__THE TASK__.
Of the lines in the records that follow, how many include the word "attachés"? Answer with a bare number.

Saved entries
▬▬▬▬▬▬▬▬▬▬
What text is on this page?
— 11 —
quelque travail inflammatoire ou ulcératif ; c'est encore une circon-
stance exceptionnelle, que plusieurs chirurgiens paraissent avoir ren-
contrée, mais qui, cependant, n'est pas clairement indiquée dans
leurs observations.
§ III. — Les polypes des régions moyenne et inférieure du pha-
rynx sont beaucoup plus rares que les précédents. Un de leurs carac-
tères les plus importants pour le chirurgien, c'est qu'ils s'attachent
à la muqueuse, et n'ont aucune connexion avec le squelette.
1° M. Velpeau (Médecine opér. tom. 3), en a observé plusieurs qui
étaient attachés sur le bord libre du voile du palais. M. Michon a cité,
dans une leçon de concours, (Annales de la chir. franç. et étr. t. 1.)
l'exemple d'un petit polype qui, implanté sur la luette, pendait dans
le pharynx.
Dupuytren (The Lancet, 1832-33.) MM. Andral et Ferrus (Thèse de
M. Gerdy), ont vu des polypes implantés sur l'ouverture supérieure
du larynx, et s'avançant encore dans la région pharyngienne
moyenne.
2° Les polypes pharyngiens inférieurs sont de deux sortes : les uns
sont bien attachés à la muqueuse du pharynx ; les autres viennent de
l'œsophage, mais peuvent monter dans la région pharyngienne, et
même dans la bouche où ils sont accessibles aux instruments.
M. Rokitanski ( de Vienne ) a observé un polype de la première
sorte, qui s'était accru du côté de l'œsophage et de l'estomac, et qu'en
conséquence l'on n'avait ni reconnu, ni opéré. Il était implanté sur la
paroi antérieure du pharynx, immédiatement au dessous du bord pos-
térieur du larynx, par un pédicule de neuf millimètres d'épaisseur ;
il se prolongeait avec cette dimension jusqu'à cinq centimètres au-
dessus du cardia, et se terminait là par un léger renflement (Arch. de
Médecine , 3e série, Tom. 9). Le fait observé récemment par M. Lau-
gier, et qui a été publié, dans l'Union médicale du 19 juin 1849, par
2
▬▬▬▬▬▬▬▬▬▬
__IN RESPONSE__.
2